**Task**
Look through the material and copy each line holding "Slope".

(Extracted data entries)
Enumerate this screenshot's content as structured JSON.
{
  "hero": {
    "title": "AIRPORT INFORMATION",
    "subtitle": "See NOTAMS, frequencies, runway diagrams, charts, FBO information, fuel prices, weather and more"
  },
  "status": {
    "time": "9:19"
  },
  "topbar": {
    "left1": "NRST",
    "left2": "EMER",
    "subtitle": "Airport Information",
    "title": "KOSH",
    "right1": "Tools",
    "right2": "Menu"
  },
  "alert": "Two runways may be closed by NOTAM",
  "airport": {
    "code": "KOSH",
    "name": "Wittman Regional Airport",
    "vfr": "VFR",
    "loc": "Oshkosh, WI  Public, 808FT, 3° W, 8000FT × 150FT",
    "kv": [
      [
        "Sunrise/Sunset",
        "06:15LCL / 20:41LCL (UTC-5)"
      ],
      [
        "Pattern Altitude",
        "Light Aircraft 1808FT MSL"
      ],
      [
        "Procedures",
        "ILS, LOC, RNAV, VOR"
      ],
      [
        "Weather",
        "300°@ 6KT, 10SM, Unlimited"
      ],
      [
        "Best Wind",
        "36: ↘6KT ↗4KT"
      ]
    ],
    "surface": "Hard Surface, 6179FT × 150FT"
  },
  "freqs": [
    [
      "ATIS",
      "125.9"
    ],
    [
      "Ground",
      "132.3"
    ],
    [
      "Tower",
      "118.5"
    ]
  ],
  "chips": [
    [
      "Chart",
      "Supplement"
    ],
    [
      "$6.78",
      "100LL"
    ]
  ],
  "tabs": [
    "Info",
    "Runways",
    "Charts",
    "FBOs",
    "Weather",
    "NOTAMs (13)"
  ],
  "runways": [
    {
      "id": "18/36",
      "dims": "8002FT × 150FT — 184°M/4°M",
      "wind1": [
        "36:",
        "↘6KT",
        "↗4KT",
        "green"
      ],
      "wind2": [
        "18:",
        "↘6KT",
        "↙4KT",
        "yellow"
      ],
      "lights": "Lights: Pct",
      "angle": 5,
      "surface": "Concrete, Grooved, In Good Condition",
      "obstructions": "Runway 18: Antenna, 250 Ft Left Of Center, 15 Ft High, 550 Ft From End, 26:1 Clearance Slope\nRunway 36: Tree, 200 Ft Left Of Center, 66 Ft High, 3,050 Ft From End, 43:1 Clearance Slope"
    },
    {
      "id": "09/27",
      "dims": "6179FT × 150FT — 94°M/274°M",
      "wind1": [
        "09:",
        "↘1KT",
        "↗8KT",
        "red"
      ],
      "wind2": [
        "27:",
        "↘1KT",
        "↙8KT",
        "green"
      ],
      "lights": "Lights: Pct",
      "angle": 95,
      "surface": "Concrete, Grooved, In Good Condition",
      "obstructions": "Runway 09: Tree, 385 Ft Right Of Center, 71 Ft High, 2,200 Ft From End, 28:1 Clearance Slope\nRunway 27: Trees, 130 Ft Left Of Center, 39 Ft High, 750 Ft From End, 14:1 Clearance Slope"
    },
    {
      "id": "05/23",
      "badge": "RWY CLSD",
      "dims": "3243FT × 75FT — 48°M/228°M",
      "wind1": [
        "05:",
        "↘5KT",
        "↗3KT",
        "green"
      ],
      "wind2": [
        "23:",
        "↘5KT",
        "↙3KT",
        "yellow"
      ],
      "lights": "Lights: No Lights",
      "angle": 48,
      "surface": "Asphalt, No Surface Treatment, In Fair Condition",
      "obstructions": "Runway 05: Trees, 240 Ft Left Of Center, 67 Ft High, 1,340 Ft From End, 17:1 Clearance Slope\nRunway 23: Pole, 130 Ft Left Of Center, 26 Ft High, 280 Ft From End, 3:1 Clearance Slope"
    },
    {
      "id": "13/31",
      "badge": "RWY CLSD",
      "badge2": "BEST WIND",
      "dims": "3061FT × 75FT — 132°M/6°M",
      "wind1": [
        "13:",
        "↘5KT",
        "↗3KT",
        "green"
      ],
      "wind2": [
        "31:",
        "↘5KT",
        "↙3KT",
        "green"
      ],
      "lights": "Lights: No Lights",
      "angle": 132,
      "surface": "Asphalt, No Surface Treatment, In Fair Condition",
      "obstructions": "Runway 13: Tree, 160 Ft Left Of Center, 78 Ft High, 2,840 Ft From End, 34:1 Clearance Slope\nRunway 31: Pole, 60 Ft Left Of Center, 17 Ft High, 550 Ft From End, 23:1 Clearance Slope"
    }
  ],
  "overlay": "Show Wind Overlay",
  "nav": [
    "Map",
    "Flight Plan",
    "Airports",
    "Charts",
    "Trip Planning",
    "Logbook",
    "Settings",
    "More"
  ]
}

**Worked answer**
      "obstructions": "Runway 18: Antenna, 250 Ft Left Of Center, 15 Ft High, 550 Ft From End, 26:1 Clearance Slope\nRunway 36: Tree, 200 Ft Left Of Center, 66 Ft High, 3,050 Ft From End, 43:1 Clearance Slope"
      "obstructions": "Runway 09: Tree, 385 Ft Right Of Center, 71 Ft High, 2,200 Ft From End, 28:1 Clearance Slope\nRunway 27: Trees, 130 Ft Left Of Center, 39 Ft High, 750 Ft From End, 14:1 Clearance Slope"
      "obstructions": "Runway 05: Trees, 240 Ft Left Of Center, 67 Ft High, 1,340 Ft From End, 17:1 Clearance Slope\nRunway 23: Pole, 130 Ft Left Of Center, 26 Ft High, 280 Ft From End, 3:1 Clearance Slope"
      "obstructions": "Runway 13: Tree, 160 Ft Left Of Center, 78 Ft High, 2,840 Ft From End, 34:1 Clearance Slope\nRunway 31: Pole, 60 Ft Left Of Center, 17 Ft High, 550 Ft From End, 23:1 Clearance Slope"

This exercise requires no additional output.